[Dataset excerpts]
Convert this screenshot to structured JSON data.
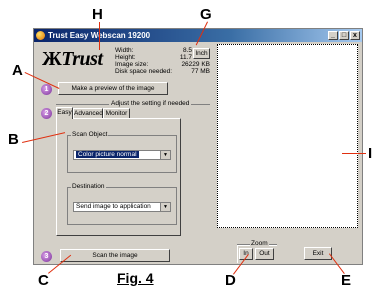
{
  "window": {
    "title": "Trust Easy Webscan 19200",
    "min": "_",
    "max": "□",
    "close": "x"
  },
  "logo": {
    "mark": "Ж",
    "text": "Trust"
  },
  "info": {
    "width_label": "Width:",
    "width_value": "8.5",
    "height_label": "Height:",
    "height_value": "11.7",
    "unit_button": "Inch",
    "image_size_label": "Image size:",
    "image_size_value": "26229 KB",
    "disk_label": "Disk space needed:",
    "disk_value": "77 MB"
  },
  "steps": {
    "one": "1",
    "two": "2",
    "three": "3"
  },
  "preview_button": "Make a preview of the image",
  "adjust_text": "Adjust the setting if needed",
  "tabs": [
    "Easy",
    "Advanced",
    "Monitor"
  ],
  "scan_object": {
    "label": "Scan Object",
    "value": "Color picture normal"
  },
  "destination": {
    "label": "Destination",
    "value": "Send image to application"
  },
  "scan_button": "Scan the image",
  "zoom": {
    "label": "Zoom",
    "in": "In",
    "out": "Out"
  },
  "exit_button": "Exit",
  "callouts": {
    "A": "A",
    "B": "B",
    "C": "C",
    "D": "D",
    "E": "E",
    "G": "G",
    "H": "H",
    "I": "I"
  },
  "figure_caption": "Fig. 4",
  "colors": {
    "titlebar": "#0a246a",
    "callout_line": "#e03010",
    "step_circle": "#7a2f99"
  }
}
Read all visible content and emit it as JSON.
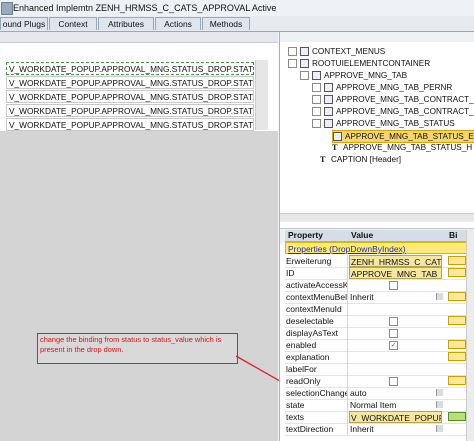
{
  "window": {
    "title": "Enhanced Implemtn ZENH_HRMSS_C_CATS_APPROVAL Active"
  },
  "tabs": [
    "ound Plugs",
    "Context",
    "Attributes",
    "Actions",
    "Methods"
  ],
  "bindings": [
    "V_WORKDATE_POPUP.APPROVAL_MNG.STATUS_DROP.STATUS_VALUE",
    "V_WORKDATE_POPUP.APPROVAL_MNG.STATUS_DROP.STATUS_VALUE",
    "V_WORKDATE_POPUP.APPROVAL_MNG.STATUS_DROP.STATUS_VALUE",
    "V_WORKDATE_POPUP.APPROVAL_MNG.STATUS_DROP.STATUS_VALUE",
    "V_WORKDATE_POPUP.APPROVAL_MNG.STATUS_DROP.STATUS_VALUE"
  ],
  "annotation": "change the binding from status to status_value which is present in the drop down.",
  "tree": [
    {
      "label": "CONTEXT_MENUS",
      "kind": "node"
    },
    {
      "label": "ROOTUIELEMENTCONTAINER",
      "kind": "node"
    },
    {
      "label": "APPROVE_MNG_TAB",
      "kind": "node"
    },
    {
      "label": "APPROVE_MNG_TAB_PERNR",
      "kind": "node"
    },
    {
      "label": "APPROVE_MNG_TAB_CONTRACT_SE",
      "kind": "node"
    },
    {
      "label": "APPROVE_MNG_TAB_CONTRACT_NA",
      "kind": "node"
    },
    {
      "label": "APPROVE_MNG_TAB_STATUS",
      "kind": "node"
    },
    {
      "label": "APPROVE_MNG_TAB_STATUS_E",
      "kind": "node"
    },
    {
      "label": "APPROVE_MNG_TAB_STATUS_H",
      "kind": "text"
    },
    {
      "label": "CAPTION [Header]",
      "kind": "text"
    }
  ],
  "properties": {
    "header": {
      "property": "Property",
      "value": "Value",
      "binding": "Bi"
    },
    "section": "Properties (DropDownByIndex)",
    "rows": [
      {
        "name": "Erweiterung",
        "value": "ZENH_HRMSS_C_CATS_",
        "style": "boxed"
      },
      {
        "name": "ID",
        "value": "APPROVE_MNG_TAB_ST",
        "style": "boxed"
      },
      {
        "name": "activateAccessK",
        "value": "",
        "style": "check"
      },
      {
        "name": "contextMenuBel",
        "value": "Inherit",
        "style": "dd"
      },
      {
        "name": "contextMenuId",
        "value": "",
        "style": "plain"
      },
      {
        "name": "deselectable",
        "value": "",
        "style": "check"
      },
      {
        "name": "displayAsText",
        "value": "",
        "style": "check"
      },
      {
        "name": "enabled",
        "value": "✓",
        "style": "check"
      },
      {
        "name": "explanation",
        "value": "",
        "style": "plain"
      },
      {
        "name": "labelFor",
        "value": "",
        "style": "plain"
      },
      {
        "name": "readOnly",
        "value": "",
        "style": "check"
      },
      {
        "name": "selectionChange",
        "value": "auto",
        "style": "dd"
      },
      {
        "name": "state",
        "value": "Normal Item",
        "style": "dd"
      },
      {
        "name": "texts",
        "value": "V_WORKDATE_POPUP.",
        "style": "boxed"
      },
      {
        "name": "textDirection",
        "value": "Inherit",
        "style": "dd"
      }
    ]
  },
  "colors": {
    "annotation": "#d01818",
    "highlight": "#f7d66b",
    "binding_button": "#ffe89a"
  }
}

**AIM OF THE EXERCISE**
Give all the entries again exactly, dropping each picture.

**SOLUTION TO THIS EXERCISE**
Convert this screenshot to structured JSON data.
{
  "window": {
    "title": "Trust Easy Webscan 19200",
    "min": "_",
    "max": "□",
    "close": "x"
  },
  "logo": {
    "mark": "Ж",
    "text": "Trust"
  },
  "info": {
    "width_label": "Width:",
    "width_value": "8.5",
    "height_label": "Height:",
    "height_value": "11.7",
    "unit_button": "Inch",
    "image_size_label": "Image size:",
    "image_size_value": "26229 KB",
    "disk_label": "Disk space needed:",
    "disk_value": "77 MB"
  },
  "steps": {
    "one": "1",
    "two": "2",
    "three": "3"
  },
  "preview_button": "Make a preview of the image",
  "adjust_text": "Adjust the setting if needed",
  "tabs": [
    "Easy",
    "Advanced",
    "Monitor"
  ],
  "scan_object": {
    "label": "Scan Object",
    "value": "Color picture normal"
  },
  "destination": {
    "label": "Destination",
    "value": "Send image to application"
  },
  "scan_button": "Scan the image",
  "zoom": {
    "label": "Zoom",
    "in": "In",
    "out": "Out"
  },
  "exit_button": "Exit",
  "callouts": {
    "A": "A",
    "B": "B",
    "C": "C",
    "D": "D",
    "E": "E",
    "G": "G",
    "H": "H",
    "I": "I"
  },
  "figure_caption": "Fig. 4",
  "colors": {
    "titlebar": "#0a246a",
    "callout_line": "#e03010",
    "step_circle": "#7a2f99"
  }
}
Read all visible content and emit it as JSON.
{
  "window": {
    "title": "Enhanced Implemtn ZENH_HRMSS_C_CATS_APPROVAL Active"
  },
  "tabs": [
    "ound Plugs",
    "Context",
    "Attributes",
    "Actions",
    "Methods"
  ],
  "bindings": [
    "V_WORKDATE_POPUP.APPROVAL_MNG.STATUS_DROP.STATUS_VALUE",
    "V_WORKDATE_POPUP.APPROVAL_MNG.STATUS_DROP.STATUS_VALUE",
    "V_WORKDATE_POPUP.APPROVAL_MNG.STATUS_DROP.STATUS_VALUE",
    "V_WORKDATE_POPUP.APPROVAL_MNG.STATUS_DROP.STATUS_VALUE",
    "V_WORKDATE_POPUP.APPROVAL_MNG.STATUS_DROP.STATUS_VALUE"
  ],
  "annotation": "change the binding from status to status_value which is present in the drop down.",
  "tree": [
    {
      "label": "CONTEXT_MENUS",
      "kind": "node"
    },
    {
      "label": "ROOTUIELEMENTCONTAINER",
      "kind": "node"
    },
    {
      "label": "APPROVE_MNG_TAB",
      "kind": "node"
    },
    {
      "label": "APPROVE_MNG_TAB_PERNR",
      "kind": "node"
    },
    {
      "label": "APPROVE_MNG_TAB_CONTRACT_SE",
      "kind": "node"
    },
    {
      "label": "APPROVE_MNG_TAB_CONTRACT_NA",
      "kind": "node"
    },
    {
      "label": "APPROVE_MNG_TAB_STATUS",
      "kind": "node"
    },
    {
      "label": "APPROVE_MNG_TAB_STATUS_E",
      "kind": "node"
    },
    {
      "label": "APPROVE_MNG_TAB_STATUS_H",
      "kind": "text"
    },
    {
      "label": "CAPTION [Header]",
      "kind": "text"
    }
  ],
  "properties": {
    "header": {
      "property": "Property",
      "value": "Value",
      "binding": "Bi"
    },
    "section": "Properties (DropDownByIndex)",
    "rows": [
      {
        "name": "Erweiterung",
        "value": "ZENH_HRMSS_C_CATS_",
        "style": "boxed"
      },
      {
        "name": "ID",
        "value": "APPROVE_MNG_TAB_ST",
        "style": "boxed"
      },
      {
        "name": "activateAccessK",
        "value": "",
        "style": "check"
      },
      {
        "name": "contextMenuBel",
        "value": "Inherit",
        "style": "dd"
      },
      {
        "name": "contextMenuId",
        "value": "",
        "style": "plain"
      },
      {
        "name": "deselectable",
        "value": "",
        "style": "check"
      },
      {
        "name": "displayAsText",
        "value": "",
        "style": "check"
      },
      {
        "name": "enabled",
        "value": "✓",
        "style": "check"
      },
      {
        "name": "explanation",
        "value": "",
        "style": "plain"
      },
      {
        "name": "labelFor",
        "value": "",
        "style": "plain"
      },
      {
        "name": "readOnly",
        "value": "",
        "style": "check"
      },
      {
        "name": "selectionChange",
        "value": "auto",
        "style": "dd"
      },
      {
        "name": "state",
        "value": "Normal Item",
        "style": "dd"
      },
      {
        "name": "texts",
        "value": "V_WORKDATE_POPUP.",
        "style": "boxed"
      },
      {
        "name": "textDirection",
        "value": "Inherit",
        "style": "dd"
      }
    ]
  },
  "colors": {
    "annotation": "#d01818",
    "highlight": "#f7d66b",
    "binding_button": "#ffe89a"
  }
}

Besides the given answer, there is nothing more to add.